----- RECORDS PROVIDED -----
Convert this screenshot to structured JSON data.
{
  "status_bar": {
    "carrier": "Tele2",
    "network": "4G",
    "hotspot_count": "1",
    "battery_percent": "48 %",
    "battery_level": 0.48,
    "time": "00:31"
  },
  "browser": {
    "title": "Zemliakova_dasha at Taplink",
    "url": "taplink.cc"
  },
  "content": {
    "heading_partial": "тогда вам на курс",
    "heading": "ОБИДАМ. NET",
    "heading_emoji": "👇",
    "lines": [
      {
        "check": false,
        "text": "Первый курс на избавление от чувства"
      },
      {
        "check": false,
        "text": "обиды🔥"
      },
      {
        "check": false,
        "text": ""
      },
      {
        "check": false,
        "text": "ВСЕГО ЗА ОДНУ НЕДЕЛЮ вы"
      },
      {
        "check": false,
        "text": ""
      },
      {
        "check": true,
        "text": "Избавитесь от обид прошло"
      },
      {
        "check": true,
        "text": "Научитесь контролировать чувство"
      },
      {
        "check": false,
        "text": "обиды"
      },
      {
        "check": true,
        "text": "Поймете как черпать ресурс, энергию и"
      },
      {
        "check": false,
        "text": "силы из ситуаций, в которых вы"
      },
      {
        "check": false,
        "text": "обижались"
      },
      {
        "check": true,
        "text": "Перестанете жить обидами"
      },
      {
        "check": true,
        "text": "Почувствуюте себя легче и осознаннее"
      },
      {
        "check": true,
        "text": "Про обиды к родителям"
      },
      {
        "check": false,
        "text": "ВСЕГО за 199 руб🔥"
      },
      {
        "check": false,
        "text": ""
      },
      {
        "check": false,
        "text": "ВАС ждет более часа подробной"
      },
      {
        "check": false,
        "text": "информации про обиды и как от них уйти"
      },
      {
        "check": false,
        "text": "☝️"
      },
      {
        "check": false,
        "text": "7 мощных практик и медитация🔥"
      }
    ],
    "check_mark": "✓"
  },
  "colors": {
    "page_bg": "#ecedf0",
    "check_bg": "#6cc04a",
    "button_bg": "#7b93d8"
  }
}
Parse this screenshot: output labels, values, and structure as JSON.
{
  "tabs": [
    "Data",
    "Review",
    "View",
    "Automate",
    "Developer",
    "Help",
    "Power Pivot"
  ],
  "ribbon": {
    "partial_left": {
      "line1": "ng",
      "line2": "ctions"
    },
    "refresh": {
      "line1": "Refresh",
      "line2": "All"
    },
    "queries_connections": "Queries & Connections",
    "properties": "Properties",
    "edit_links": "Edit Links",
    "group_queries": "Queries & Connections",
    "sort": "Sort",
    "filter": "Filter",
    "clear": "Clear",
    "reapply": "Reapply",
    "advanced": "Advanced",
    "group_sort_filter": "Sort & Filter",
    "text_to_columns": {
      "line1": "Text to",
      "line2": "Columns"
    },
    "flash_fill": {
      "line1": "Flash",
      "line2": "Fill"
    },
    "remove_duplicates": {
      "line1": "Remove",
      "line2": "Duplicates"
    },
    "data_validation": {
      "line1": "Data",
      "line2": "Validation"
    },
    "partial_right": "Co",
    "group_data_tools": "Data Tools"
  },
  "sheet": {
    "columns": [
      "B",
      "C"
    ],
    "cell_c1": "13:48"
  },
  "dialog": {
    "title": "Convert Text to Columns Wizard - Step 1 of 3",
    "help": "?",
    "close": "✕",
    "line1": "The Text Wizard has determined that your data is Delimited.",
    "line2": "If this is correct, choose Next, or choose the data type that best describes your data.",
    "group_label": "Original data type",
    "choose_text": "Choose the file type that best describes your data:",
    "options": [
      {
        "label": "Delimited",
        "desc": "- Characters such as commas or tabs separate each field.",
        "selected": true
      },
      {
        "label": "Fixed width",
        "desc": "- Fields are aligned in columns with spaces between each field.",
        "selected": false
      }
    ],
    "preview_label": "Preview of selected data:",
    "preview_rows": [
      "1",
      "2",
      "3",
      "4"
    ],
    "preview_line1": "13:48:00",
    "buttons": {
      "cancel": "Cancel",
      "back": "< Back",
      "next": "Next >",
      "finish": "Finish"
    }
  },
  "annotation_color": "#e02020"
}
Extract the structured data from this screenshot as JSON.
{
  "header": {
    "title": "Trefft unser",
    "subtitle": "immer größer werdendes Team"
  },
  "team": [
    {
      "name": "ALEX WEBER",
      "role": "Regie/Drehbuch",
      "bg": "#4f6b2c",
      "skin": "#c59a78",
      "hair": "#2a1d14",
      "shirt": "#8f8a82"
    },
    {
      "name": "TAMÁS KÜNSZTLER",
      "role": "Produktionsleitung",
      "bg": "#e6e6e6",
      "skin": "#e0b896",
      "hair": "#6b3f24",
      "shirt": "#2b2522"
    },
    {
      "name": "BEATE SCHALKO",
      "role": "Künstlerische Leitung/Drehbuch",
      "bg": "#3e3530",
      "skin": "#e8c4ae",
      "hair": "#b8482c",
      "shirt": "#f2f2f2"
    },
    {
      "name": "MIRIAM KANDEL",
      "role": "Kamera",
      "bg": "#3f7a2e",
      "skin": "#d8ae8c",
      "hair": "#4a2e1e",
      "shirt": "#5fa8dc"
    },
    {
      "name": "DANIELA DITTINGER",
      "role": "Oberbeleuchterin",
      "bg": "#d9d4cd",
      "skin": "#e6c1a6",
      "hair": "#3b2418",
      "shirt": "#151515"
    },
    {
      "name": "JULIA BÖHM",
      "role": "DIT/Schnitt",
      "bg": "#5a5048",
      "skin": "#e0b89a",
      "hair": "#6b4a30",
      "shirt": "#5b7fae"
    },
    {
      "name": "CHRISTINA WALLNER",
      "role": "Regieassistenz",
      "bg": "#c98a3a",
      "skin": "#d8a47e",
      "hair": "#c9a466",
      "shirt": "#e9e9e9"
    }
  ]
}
-----
INSTRUCTIONS FOR THE TASK: Write out all the entries exactly.

WORKED ANSWER:
Convert this screenshot to structured JSON data.
{
  "status_bar": {
    "carrier": "Tele2",
    "network": "4G",
    "hotspot_count": "1",
    "battery_percent": "48 %",
    "battery_level": 0.48,
    "time": "00:31"
  },
  "browser": {
    "title": "Zemliakova_dasha at Taplink",
    "url": "taplink.cc"
  },
  "content": {
    "heading_partial": "тогда вам на курс",
    "heading": "ОБИДАМ. NET",
    "heading_emoji": "👇",
    "lines": [
      {
        "check": false,
        "text": "Первый курс на избавление от чувства"
      },
      {
        "check": false,
        "text": "обиды🔥"
      },
      {
        "check": false,
        "text": ""
      },
      {
        "check": false,
        "text": "ВСЕГО ЗА ОДНУ НЕДЕЛЮ вы"
      },
      {
        "check": false,
        "text": ""
      },
      {
        "check": true,
        "text": "Избавитесь от обид прошло"
      },
      {
        "check": true,
        "text": "Научитесь контролировать чувство"
      },
      {
        "check": false,
        "text": "обиды"
      },
      {
        "check": true,
        "text": "Поймете как черпать ресурс, энергию и"
      },
      {
        "check": false,
        "text": "силы из ситуаций, в которых вы"
      },
      {
        "check": false,
        "text": "обижались"
      },
      {
        "check": true,
        "text": "Перестанете жить обидами"
      },
      {
        "check": true,
        "text": "Почувствуюте себя легче и осознаннее"
      },
      {
        "check": true,
        "text": "Про обиды к родителям"
      },
      {
        "check": false,
        "text": "ВСЕГО за 199 руб🔥"
      },
      {
        "check": false,
        "text": ""
      },
      {
        "check": false,
        "text": "ВАС ждет более часа подробной"
      },
      {
        "check": false,
        "text": "информации про обиды и как от них уйти"
      },
      {
        "check": false,
        "text": "☝️"
      },
      {
        "check": false,
        "text": "7 мощных практик и медитация🔥"
      }
    ],
    "check_mark": "✓"
  },
  "colors": {
    "page_bg": "#ecedf0",
    "check_bg": "#6cc04a",
    "button_bg": "#7b93d8"
  }
}
Parse this screenshot: output labels, values, and structure as JSON.
{
  "tabs": [
    "Data",
    "Review",
    "View",
    "Automate",
    "Developer",
    "Help",
    "Power Pivot"
  ],
  "ribbon": {
    "partial_left": {
      "line1": "ng",
      "line2": "ctions"
    },
    "refresh": {
      "line1": "Refresh",
      "line2": "All"
    },
    "queries_connections": "Queries & Connections",
    "properties": "Properties",
    "edit_links": "Edit Links",
    "group_queries": "Queries & Connections",
    "sort": "Sort",
    "filter": "Filter",
    "clear": "Clear",
    "reapply": "Reapply",
    "advanced": "Advanced",
    "group_sort_filter": "Sort & Filter",
    "text_to_columns": {
      "line1": "Text to",
      "line2": "Columns"
    },
    "flash_fill": {
      "line1": "Flash",
      "line2": "Fill"
    },
    "remove_duplicates": {
      "line1": "Remove",
      "line2": "Duplicates"
    },
    "data_validation": {
      "line1": "Data",
      "line2": "Validation"
    },
    "partial_right": "Co",
    "group_data_tools": "Data Tools"
  },
  "sheet": {
    "columns": [
      "B",
      "C"
    ],
    "cell_c1": "13:48"
  },
  "dialog": {
    "title": "Convert Text to Columns Wizard - Step 1 of 3",
    "help": "?",
    "close": "✕",
    "line1": "The Text Wizard has determined that your data is Delimited.",
    "line2": "If this is correct, choose Next, or choose the data type that best describes your data.",
    "group_label": "Original data type",
    "choose_text": "Choose the file type that best describes your data:",
    "options": [
      {
        "label": "Delimited",
        "desc": "- Characters such as commas or tabs separate each field.",
        "selected": true
      },
      {
        "label": "Fixed width",
        "desc": "- Fields are aligned in columns with spaces between each field.",
        "selected": false
      }
    ],
    "preview_label": "Preview of selected data:",
    "preview_rows": [
      "1",
      "2",
      "3",
      "4"
    ],
    "preview_line1": "13:48:00",
    "buttons": {
      "cancel": "Cancel",
      "back": "< Back",
      "next": "Next >",
      "finish": "Finish"
    }
  },
  "annotation_color": "#e02020"
}
Extract the structured data from this screenshot as JSON.
{
  "header": {
    "title": "Trefft unser",
    "subtitle": "immer größer werdendes Team"
  },
  "team": [
    {
      "name": "ALEX WEBER",
      "role": "Regie/Drehbuch",
      "bg": "#4f6b2c",
      "skin": "#c59a78",
      "hair": "#2a1d14",
      "shirt": "#8f8a82"
    },
    {
      "name": "TAMÁS KÜNSZTLER",
      "role": "Produktionsleitung",
      "bg": "#e6e6e6",
      "skin": "#e0b896",
      "hair": "#6b3f24",
      "shirt": "#2b2522"
    },
    {
      "name": "BEATE SCHALKO",
      "role": "Künstlerische Leitung/Drehbuch",
      "bg": "#3e3530",
      "skin": "#e8c4ae",
      "hair": "#b8482c",
      "shirt": "#f2f2f2"
    },
    {
      "name": "MIRIAM KANDEL",
      "role": "Kamera",
      "bg": "#3f7a2e",
      "skin": "#d8ae8c",
      "hair": "#4a2e1e",
      "shirt": "#5fa8dc"
    },
    {
      "name": "DANIELA DITTINGER",
      "role": "Oberbeleuchterin",
      "bg": "#d9d4cd",
      "skin": "#e6c1a6",
      "hair": "#3b2418",
      "shirt": "#151515"
    },
    {
      "name": "JULIA BÖHM",
      "role": "DIT/Schnitt",
      "bg": "#5a5048",
      "skin": "#e0b89a",
      "hair": "#6b4a30",
      "shirt": "#5b7fae"
    },
    {
      "name": "CHRISTINA WALLNER",
      "role": "Regieassistenz",
      "bg": "#c98a3a",
      "skin": "#d8a47e",
      "hair": "#c9a466",
      "shirt": "#e9e9e9"
    }
  ]
}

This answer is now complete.